> Given data:

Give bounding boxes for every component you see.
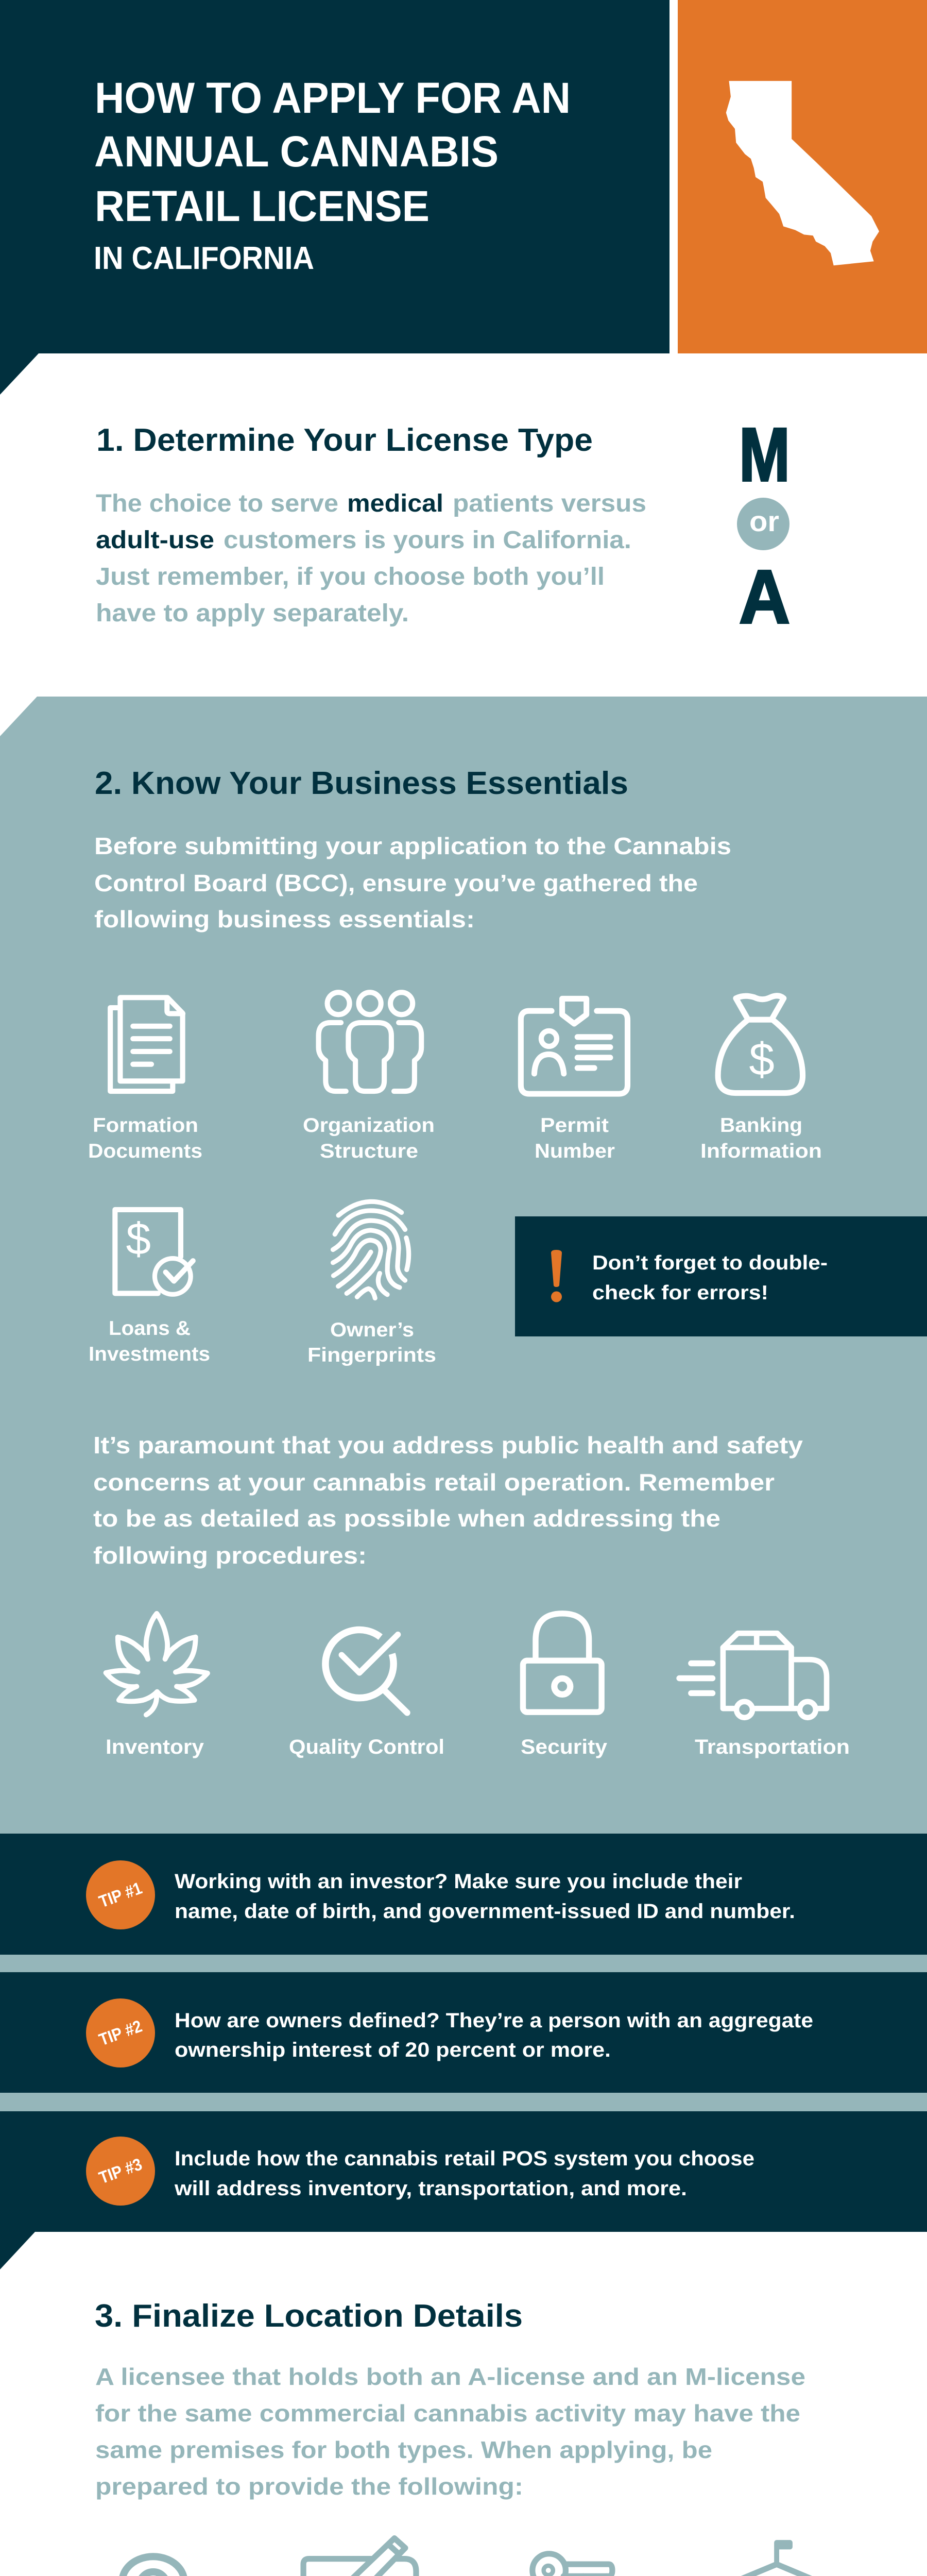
- text block: step 3 body: for the same commercial cannabis activity may have the: [95, 2400, 800, 2427]
- text block: step 3 body: prepared to provide the following:: [95, 2473, 523, 2500]
- icon: M or A letters: or: [749, 505, 779, 537]
- icon: M or A letters: A: [739, 555, 790, 639]
- label: owner's fingerprints: Fingerprints: [307, 1344, 436, 1366]
- text: tip 3: will address inventory, transportation, and more.: [174, 2177, 687, 2200]
- text block: step 1 body: Just remember, if you choose both you’ll: [96, 563, 605, 590]
- label: owner's fingerprints: Owner’s: [330, 1319, 414, 1341]
- title: IN CALIFORNIA: [94, 241, 314, 276]
- icon: key over hand: [526, 2554, 618, 2576]
- label: security: Security: [521, 1736, 608, 1758]
- text block: step 1 body: adult-use: [96, 527, 214, 554]
- panel: orange California map: [678, 0, 927, 353]
- icon: premises diagram: [293, 2538, 416, 2576]
- text block: public health paragraph: It’s paramount that you address public health and safety: [93, 1432, 803, 1459]
- label: loans and investments: [89, 1317, 210, 1365]
- text block: step 2 intro: following business essentials:: [94, 906, 475, 933]
- text block: public health paragraph: to be as detailed as possible when addressing the: [93, 1505, 720, 1532]
- heading: step 1: 1. Determine Your License Type: [96, 422, 593, 458]
- text: double-check reminder: [592, 1252, 828, 1304]
- icon: M or A letters: M: [739, 413, 790, 497]
- title: RETAIL LICENSE: [95, 182, 430, 230]
- text block: step 1 body: customers is yours in California.: [224, 527, 631, 554]
- text block: step 2 intro: Control Board (BCC), ensure you’ve gathered the: [94, 870, 698, 896]
- icon: formation documents: [110, 997, 183, 1091]
- icon: organization structure: [319, 992, 421, 1091]
- heading: step 3: 3. Finalize Location Details: [95, 2298, 523, 2334]
- panel: tip 1: [0, 1834, 927, 1955]
- text: tip 1: Working with an investor? Make sure you include their: [175, 1870, 742, 1893]
- label: organization structure: [303, 1114, 435, 1162]
- title: ANNUAL CANNABIS: [94, 127, 499, 176]
- icon: tip 3 badge: TIP #3: [96, 2154, 145, 2188]
- text: tip 1: [175, 1870, 795, 1923]
- text: tip 2: How are owners defined? They’re a person with an aggregate: [175, 2009, 813, 2032]
- icon: money bag: $: [749, 1033, 775, 1085]
- icon: tip 1 badge: [86, 1860, 155, 1929]
- label: banking information: Information: [700, 1140, 822, 1162]
- label: permit number: Permit: [540, 1114, 609, 1137]
- text: tip 2: ownership interest of 20 percent or more.: [175, 2039, 611, 2061]
- label: owner's fingerprints: [307, 1319, 436, 1366]
- icon: loans document: $: [126, 1214, 151, 1264]
- text block: public health paragraph: concerns at your cannabis retail operation. Remember: [93, 1469, 775, 1496]
- label: organization structure: Structure: [320, 1140, 418, 1162]
- label: formation documents: [88, 1114, 202, 1162]
- text block: step 2 intro: Before submitting your application to the Cannabis: [94, 833, 731, 859]
- icon: padlock: [523, 1614, 602, 1712]
- panel: step 2 business essentials: [0, 697, 927, 2232]
- icon: delivery truck: [679, 1633, 827, 1718]
- label: permit number: [535, 1114, 615, 1162]
- icon: tip 3 badge: [86, 2137, 155, 2206]
- text block: public health paragraph: following procedures:: [93, 1542, 367, 1569]
- label: inventory: Inventory: [106, 1736, 204, 1758]
- text block: step 3 body: A licensee that holds both an A-license and an M-license: [95, 2363, 805, 2390]
- label: loans and investments: Loans &: [109, 1317, 191, 1340]
- label: loans and investments: Investments: [89, 1343, 210, 1365]
- label: quality control: Quality Control: [289, 1736, 444, 1758]
- text block: step 1 body: medical: [347, 490, 443, 517]
- heading: step 2: 2. Know Your Business Essentials: [95, 766, 628, 801]
- text block: public health paragraph: [93, 1432, 803, 1569]
- panel: step 1 license type: [96, 413, 790, 639]
- icon: loans document: [115, 1210, 193, 1294]
- icon: tip 1 badge: TIP #1: [96, 1878, 145, 1911]
- panel: header title block: [0, 0, 670, 395]
- title: [94, 74, 571, 276]
- text: tip 3: [174, 2147, 754, 2200]
- panel: tip 2: [0, 1972, 927, 2093]
- text block: step 1 body: The choice to serve: [96, 490, 338, 517]
- label: formation documents: Documents: [88, 1140, 202, 1162]
- icon: school building: [724, 2543, 828, 2576]
- label: transportation: Transportation: [695, 1736, 850, 1758]
- icon: money bag: [718, 996, 803, 1093]
- icon: tip 2 badge: [86, 1998, 155, 2067]
- text: double-check reminder: check for errors!: [592, 1282, 768, 1304]
- icon: tip 2 badge: TIP #2: [96, 2016, 145, 2049]
- text: tip 1: name, date of birth, and government-issued ID and number.: [175, 1900, 795, 1923]
- icon: fingerprint: [333, 1201, 409, 1298]
- text block: step 1 body: patients versus: [453, 490, 646, 517]
- label: formation documents: Formation: [93, 1114, 198, 1137]
- title: HOW TO APPLY FOR AN: [95, 74, 571, 122]
- text: double-check reminder: Don’t forget to double-: [592, 1252, 828, 1274]
- text: tip 2: [175, 2009, 813, 2061]
- icon: location pin: [123, 2556, 184, 2576]
- label: permit number: Number: [535, 1140, 615, 1162]
- label: organization structure: Organization: [303, 1114, 435, 1137]
- text block: step 1 body: [96, 490, 646, 627]
- panel: tip 3: [0, 2111, 927, 2269]
- text: tip 3: Include how the cannabis retail POS system you choose: [175, 2147, 754, 2170]
- icon: M or A letters: [737, 413, 790, 639]
- icon: cannabis leaf: [106, 1614, 208, 1715]
- label: banking information: Banking: [720, 1114, 802, 1137]
- label: banking information: [700, 1114, 822, 1162]
- callout: double-check reminder: [515, 1216, 927, 1336]
- text block: step 1 body: have to apply separately.: [96, 600, 409, 627]
- text block: step 3 body: [95, 2363, 805, 2500]
- icon: exclamation mark: [551, 1250, 562, 1302]
- panel: step 3 location details: [74, 2298, 850, 2576]
- icon: California silhouette: [726, 81, 879, 265]
- icon: permit badge: [521, 998, 628, 1094]
- text block: step 2 intro: [94, 833, 731, 933]
- text block: step 3 body: same premises for both types. When applying, be: [95, 2436, 712, 2463]
- icon: quality control magnifier: [325, 1630, 407, 1713]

> Task statement:
Nothing but the text is wanted: repeat the data above exactly, without its images.

> Written solution:
Give bounding boxes for every component you see.
- text block: step 3 body: for the same commercial cannabis activity may have the: [95, 2400, 800, 2427]
- text block: step 3 body: prepared to provide the following:: [95, 2473, 523, 2500]
- icon: M or A letters: or: [749, 505, 779, 537]
- icon: M or A letters: A: [739, 555, 790, 639]
- label: owner's fingerprints: Fingerprints: [307, 1344, 436, 1366]
- text: tip 3: will address inventory, transportation, and more.: [174, 2177, 687, 2200]
- text block: step 1 body: Just remember, if you choose both you’ll: [96, 563, 605, 590]
- label: owner's fingerprints: Owner’s: [330, 1319, 414, 1341]
- title: IN CALIFORNIA: [94, 241, 314, 276]
- icon: key over hand: [526, 2554, 618, 2576]
- label: security: Security: [521, 1736, 608, 1758]
- text block: step 1 body: adult-use: [96, 527, 214, 554]
- panel: orange California map: [678, 0, 927, 353]
- icon: premises diagram: [293, 2538, 416, 2576]
- text block: public health paragraph: It’s paramount that you address public health and safety: [93, 1432, 803, 1459]
- label: loans and investments: [89, 1317, 210, 1365]
- text block: step 2 intro: following business essentials:: [94, 906, 475, 933]
- text block: public health paragraph: to be as detailed as possible when addressing the: [93, 1505, 720, 1532]
- heading: step 1: 1. Determine Your License Type: [96, 422, 593, 458]
- text: double-check reminder: [592, 1252, 828, 1304]
- icon: M or A letters: M: [739, 413, 790, 497]
- title: RETAIL LICENSE: [95, 182, 430, 230]
- text block: step 1 body: customers is yours in California.: [224, 527, 631, 554]
- text block: step 2 intro: Control Board (BCC), ensure you’ve gathered the: [94, 870, 698, 896]
- icon: formation documents: [110, 997, 183, 1091]
- icon: organization structure: [319, 992, 421, 1091]
- heading: step 3: 3. Finalize Location Details: [95, 2298, 523, 2334]
- panel: tip 1: [0, 1834, 927, 1955]
- text: tip 1: Working with an investor? Make sure you include their: [175, 1870, 742, 1893]
- label: organization structure: [303, 1114, 435, 1162]
- title: ANNUAL CANNABIS: [94, 127, 499, 176]
- icon: tip 3 badge: TIP #3: [96, 2154, 145, 2188]
- text: tip 1: [175, 1870, 795, 1923]
- text: tip 2: How are owners defined? They’re a person with an aggregate: [175, 2009, 813, 2032]
- icon: money bag: $: [749, 1033, 775, 1085]
- icon: tip 1 badge: [86, 1860, 155, 1929]
- label: banking information: Information: [700, 1140, 822, 1162]
- label: permit number: Permit: [540, 1114, 609, 1137]
- text: tip 2: ownership interest of 20 percent or more.: [175, 2039, 611, 2061]
- label: owner's fingerprints: [307, 1319, 436, 1366]
- icon: loans document: $: [126, 1214, 151, 1264]
- text block: public health paragraph: concerns at your cannabis retail operation. Remember: [93, 1469, 775, 1496]
- label: organization structure: Structure: [320, 1140, 418, 1162]
- label: formation documents: [88, 1114, 202, 1162]
- text block: step 2 intro: Before submitting your application to the Cannabis: [94, 833, 731, 859]
- icon: padlock: [523, 1614, 602, 1712]
- panel: step 2 business essentials: [0, 697, 927, 2232]
- icon: delivery truck: [679, 1633, 827, 1718]
- label: permit number: [535, 1114, 615, 1162]
- icon: tip 3 badge: [86, 2137, 155, 2206]
- text block: public health paragraph: following procedures:: [93, 1542, 367, 1569]
- label: inventory: Inventory: [106, 1736, 204, 1758]
- text block: step 3 body: A licensee that holds both an A-license and an M-license: [95, 2363, 805, 2390]
- label: loans and investments: Loans &: [109, 1317, 191, 1340]
- label: loans and investments: Investments: [89, 1343, 210, 1365]
- label: quality control: Quality Control: [289, 1736, 444, 1758]
- text block: step 1 body: medical: [347, 490, 443, 517]
- heading: step 2: 2. Know Your Business Essentials: [95, 766, 628, 801]
- text block: public health paragraph: [93, 1432, 803, 1569]
- panel: step 1 license type: [96, 413, 790, 639]
- icon: loans document: [115, 1210, 193, 1294]
- icon: tip 1 badge: TIP #1: [96, 1878, 145, 1911]
- panel: header title block: [0, 0, 670, 395]
- title: [94, 74, 571, 276]
- text: tip 3: [174, 2147, 754, 2200]
- panel: tip 2: [0, 1972, 927, 2093]
- text block: step 1 body: The choice to serve: [96, 490, 338, 517]
- label: formation documents: Documents: [88, 1140, 202, 1162]
- icon: school building: [724, 2543, 828, 2576]
- label: transportation: Transportation: [695, 1736, 850, 1758]
- icon: money bag: [718, 996, 803, 1093]
- icon: tip 2 badge: [86, 1998, 155, 2067]
- text: double-check reminder: check for errors!: [592, 1282, 768, 1304]
- icon: tip 2 badge: TIP #2: [96, 2016, 145, 2049]
- text: tip 1: name, date of birth, and government-issued ID and number.: [175, 1900, 795, 1923]
- icon: fingerprint: [333, 1201, 409, 1298]
- text block: step 1 body: patients versus: [453, 490, 646, 517]
- label: formation documents: Formation: [93, 1114, 198, 1137]
- title: HOW TO APPLY FOR AN: [95, 74, 571, 122]
- text: double-check reminder: Don’t forget to double-: [592, 1252, 828, 1274]
- text: tip 2: [175, 2009, 813, 2061]
- icon: location pin: [123, 2556, 184, 2576]
- label: permit number: Number: [535, 1140, 615, 1162]
- label: organization structure: Organization: [303, 1114, 435, 1137]
- text block: step 1 body: [96, 490, 646, 627]
- panel: tip 3: [0, 2111, 927, 2269]
- text: tip 3: Include how the cannabis retail POS system you choose: [175, 2147, 754, 2170]
- icon: M or A letters: [737, 413, 790, 639]
- icon: cannabis leaf: [106, 1614, 208, 1715]
- label: banking information: Banking: [720, 1114, 802, 1137]
- label: banking information: [700, 1114, 822, 1162]
- callout: double-check reminder: [515, 1216, 927, 1336]
- text block: step 1 body: have to apply separately.: [96, 600, 409, 627]
- text block: step 3 body: [95, 2363, 805, 2500]
- icon: exclamation mark: [551, 1250, 562, 1302]
- panel: step 3 location details: [74, 2298, 850, 2576]
- icon: California silhouette: [726, 81, 879, 265]
- icon: permit badge: [521, 998, 628, 1094]
- text block: step 2 intro: [94, 833, 731, 933]
- text block: step 3 body: same premises for both types. When applying, be: [95, 2436, 712, 2463]
- icon: quality control magnifier: [325, 1630, 407, 1713]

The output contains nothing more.